--- start Working data ---

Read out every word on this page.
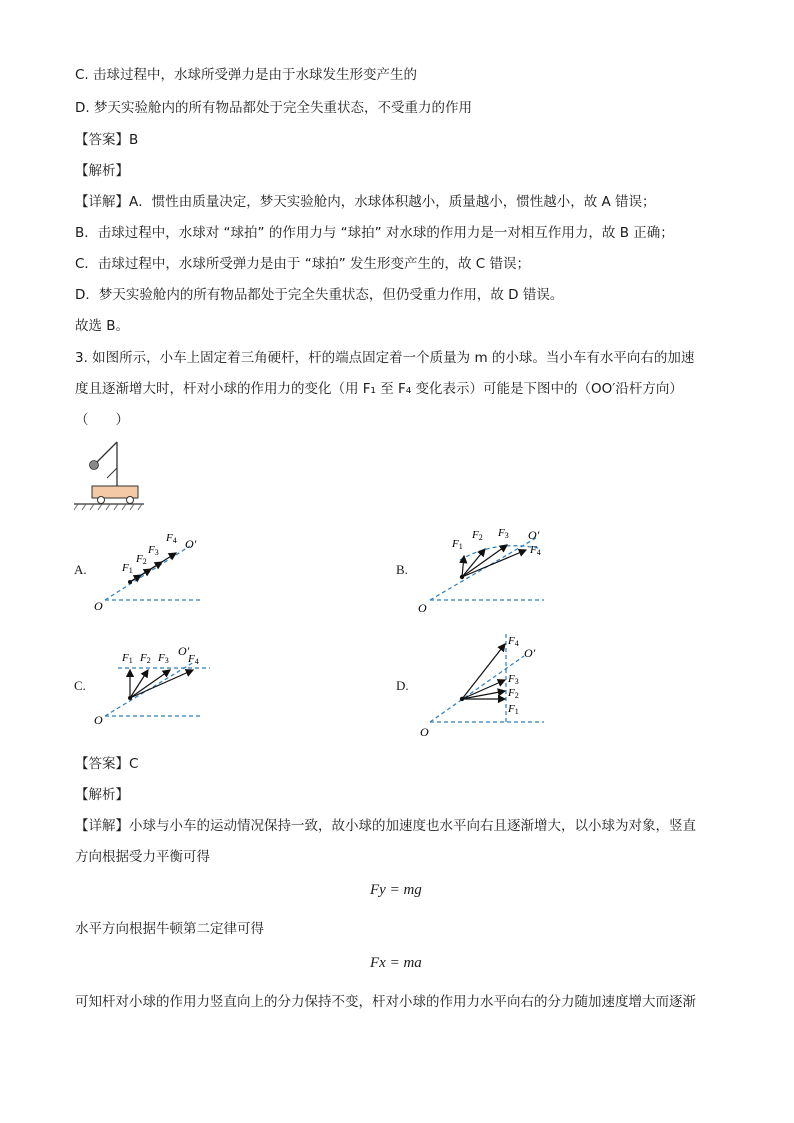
C. 击球过程中，水球所受弹力是由于水球发生形变产生的
D. 梦天实验舱内的所有物品都处于完全失重状态，不受重力的作用
【答案】B
【解析】
【详解】A．惯性由质量决定，梦天实验舱内，水球体积越小，质量越小，惯性越小，故 A 错误；
B．击球过程中，水球对 “球拍” 的作用力与 “球拍” 对水球的作用力是一对相互作用力，故 B 正确；
C．击球过程中，水球所受弹力是由于 “球拍” 发生形变产生的，故 C 错误；
D．梦天实验舱内的所有物品都处于完全失重状态，但仍受重力作用，故 D 错误。
故选 B。
3. 如图所示，小车上固定着三角硬杆，杆的端点固定着一个质量为 m 的小球。当小车有水平向右的加速
度且逐渐增大时，杆对小球的作用力的变化（用 F₁ 至 F₄ 变化表示）可能是下图中的（OO′沿杆方向）
（　　）
A.
O
O′
F1
F2
F3
F4
B.
O
O′
F1
F2 F3
F4
C.
O
O′
F1 F2 F3 F4
D.
O
O′
F1
F2
F3
F4
【答案】C
【解析】
【详解】小球与小车的运动情况保持一致，故小球的加速度也水平向右且逐渐增大，以小球为对象，竖直
方向根据受力平衡可得
Fy = mg
水平方向根据牛顿第二定律可得
Fx = ma
可知杆对小球的作用力竖直向上的分力保持不变，杆对小球的作用力水平向右的分力随加速度增大而逐渐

--- end Working data ---

> [Challenge] Search the preceding listing for the word "梦天实验舱内的所有物品都处于完全失重状态" and pull out every line that holds it.

> [Task response]
D. 梦天实验舱内的所有物品都处于完全失重状态，不受重力的作用
D．梦天实验舱内的所有物品都处于完全失重状态，但仍受重力作用，故 D 错误。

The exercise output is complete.